◆ Task description: Don't copy the pictures; return every other part of the records exactly.

◆ Dataset:

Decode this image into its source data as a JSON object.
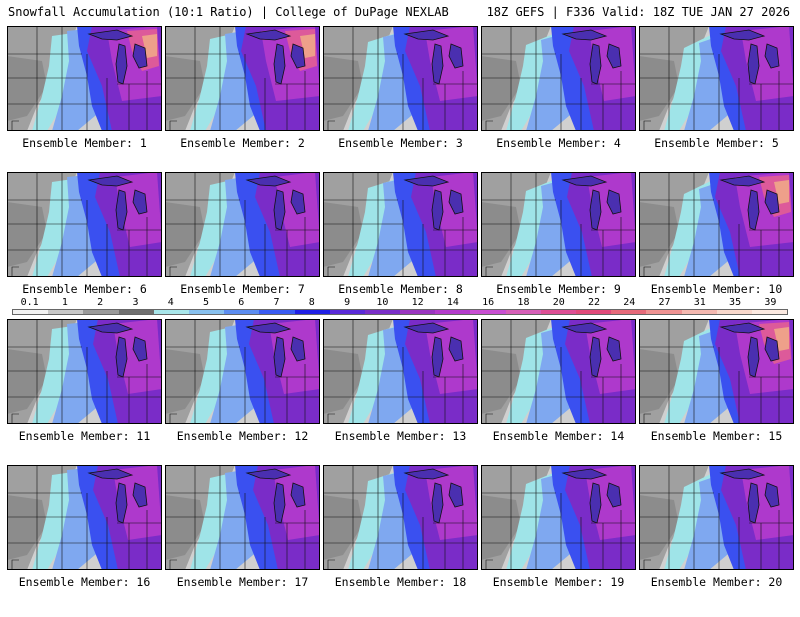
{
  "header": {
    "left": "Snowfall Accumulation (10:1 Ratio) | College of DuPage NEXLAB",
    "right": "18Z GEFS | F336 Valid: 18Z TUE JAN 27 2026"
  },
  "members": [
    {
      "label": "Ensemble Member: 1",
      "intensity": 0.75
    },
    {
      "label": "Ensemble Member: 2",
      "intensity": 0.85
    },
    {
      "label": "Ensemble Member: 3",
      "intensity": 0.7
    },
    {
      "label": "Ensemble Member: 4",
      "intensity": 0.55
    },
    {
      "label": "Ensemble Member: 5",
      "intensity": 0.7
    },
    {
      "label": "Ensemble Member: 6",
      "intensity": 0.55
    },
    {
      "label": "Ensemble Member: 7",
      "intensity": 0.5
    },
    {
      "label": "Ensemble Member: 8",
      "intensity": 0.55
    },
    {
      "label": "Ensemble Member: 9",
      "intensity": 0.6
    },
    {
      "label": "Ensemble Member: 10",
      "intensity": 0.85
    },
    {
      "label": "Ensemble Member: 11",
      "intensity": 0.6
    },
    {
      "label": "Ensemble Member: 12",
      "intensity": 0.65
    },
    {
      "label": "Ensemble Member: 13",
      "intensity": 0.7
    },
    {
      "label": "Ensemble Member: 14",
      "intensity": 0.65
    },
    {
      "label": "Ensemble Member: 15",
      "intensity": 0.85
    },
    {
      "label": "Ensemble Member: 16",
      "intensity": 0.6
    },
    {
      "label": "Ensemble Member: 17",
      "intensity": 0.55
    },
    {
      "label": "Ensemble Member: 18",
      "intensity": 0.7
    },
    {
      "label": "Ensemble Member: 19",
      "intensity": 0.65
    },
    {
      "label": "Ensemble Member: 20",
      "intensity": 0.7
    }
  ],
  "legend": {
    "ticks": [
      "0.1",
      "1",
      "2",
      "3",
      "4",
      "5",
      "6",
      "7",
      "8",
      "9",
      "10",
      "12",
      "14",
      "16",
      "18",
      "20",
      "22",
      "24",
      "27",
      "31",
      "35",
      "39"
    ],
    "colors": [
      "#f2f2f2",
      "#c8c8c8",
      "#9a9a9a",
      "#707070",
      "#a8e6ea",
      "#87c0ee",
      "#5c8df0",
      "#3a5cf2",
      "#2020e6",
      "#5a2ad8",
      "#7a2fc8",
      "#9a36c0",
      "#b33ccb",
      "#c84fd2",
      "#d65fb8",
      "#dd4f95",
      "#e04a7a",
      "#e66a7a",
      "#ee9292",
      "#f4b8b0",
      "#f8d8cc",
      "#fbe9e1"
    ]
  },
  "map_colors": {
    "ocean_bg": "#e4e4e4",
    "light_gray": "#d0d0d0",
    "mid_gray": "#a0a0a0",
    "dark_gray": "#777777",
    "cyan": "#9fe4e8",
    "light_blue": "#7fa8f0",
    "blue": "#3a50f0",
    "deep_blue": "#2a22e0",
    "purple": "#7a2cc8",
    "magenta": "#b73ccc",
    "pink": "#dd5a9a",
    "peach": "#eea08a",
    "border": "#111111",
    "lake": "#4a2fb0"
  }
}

◆ Response to this exercise:
Decode this image into its source data as a JSON object.
{
  "header": {
    "left": "Snowfall Accumulation (10:1 Ratio) | College of DuPage NEXLAB",
    "right": "18Z GEFS | F336 Valid: 18Z TUE JAN 27 2026"
  },
  "members": [
    {
      "label": "Ensemble Member: 1",
      "intensity": 0.75
    },
    {
      "label": "Ensemble Member: 2",
      "intensity": 0.85
    },
    {
      "label": "Ensemble Member: 3",
      "intensity": 0.7
    },
    {
      "label": "Ensemble Member: 4",
      "intensity": 0.55
    },
    {
      "label": "Ensemble Member: 5",
      "intensity": 0.7
    },
    {
      "label": "Ensemble Member: 6",
      "intensity": 0.55
    },
    {
      "label": "Ensemble Member: 7",
      "intensity": 0.5
    },
    {
      "label": "Ensemble Member: 8",
      "intensity": 0.55
    },
    {
      "label": "Ensemble Member: 9",
      "intensity": 0.6
    },
    {
      "label": "Ensemble Member: 10",
      "intensity": 0.85
    },
    {
      "label": "Ensemble Member: 11",
      "intensity": 0.6
    },
    {
      "label": "Ensemble Member: 12",
      "intensity": 0.65
    },
    {
      "label": "Ensemble Member: 13",
      "intensity": 0.7
    },
    {
      "label": "Ensemble Member: 14",
      "intensity": 0.65
    },
    {
      "label": "Ensemble Member: 15",
      "intensity": 0.85
    },
    {
      "label": "Ensemble Member: 16",
      "intensity": 0.6
    },
    {
      "label": "Ensemble Member: 17",
      "intensity": 0.55
    },
    {
      "label": "Ensemble Member: 18",
      "intensity": 0.7
    },
    {
      "label": "Ensemble Member: 19",
      "intensity": 0.65
    },
    {
      "label": "Ensemble Member: 20",
      "intensity": 0.7
    }
  ],
  "legend": {
    "ticks": [
      "0.1",
      "1",
      "2",
      "3",
      "4",
      "5",
      "6",
      "7",
      "8",
      "9",
      "10",
      "12",
      "14",
      "16",
      "18",
      "20",
      "22",
      "24",
      "27",
      "31",
      "35",
      "39"
    ],
    "colors": [
      "#f2f2f2",
      "#c8c8c8",
      "#9a9a9a",
      "#707070",
      "#a8e6ea",
      "#87c0ee",
      "#5c8df0",
      "#3a5cf2",
      "#2020e6",
      "#5a2ad8",
      "#7a2fc8",
      "#9a36c0",
      "#b33ccb",
      "#c84fd2",
      "#d65fb8",
      "#dd4f95",
      "#e04a7a",
      "#e66a7a",
      "#ee9292",
      "#f4b8b0",
      "#f8d8cc",
      "#fbe9e1"
    ]
  },
  "map_colors": {
    "ocean_bg": "#e4e4e4",
    "light_gray": "#d0d0d0",
    "mid_gray": "#a0a0a0",
    "dark_gray": "#777777",
    "cyan": "#9fe4e8",
    "light_blue": "#7fa8f0",
    "blue": "#3a50f0",
    "deep_blue": "#2a22e0",
    "purple": "#7a2cc8",
    "magenta": "#b73ccc",
    "pink": "#dd5a9a",
    "peach": "#eea08a",
    "border": "#111111",
    "lake": "#4a2fb0"
  }
}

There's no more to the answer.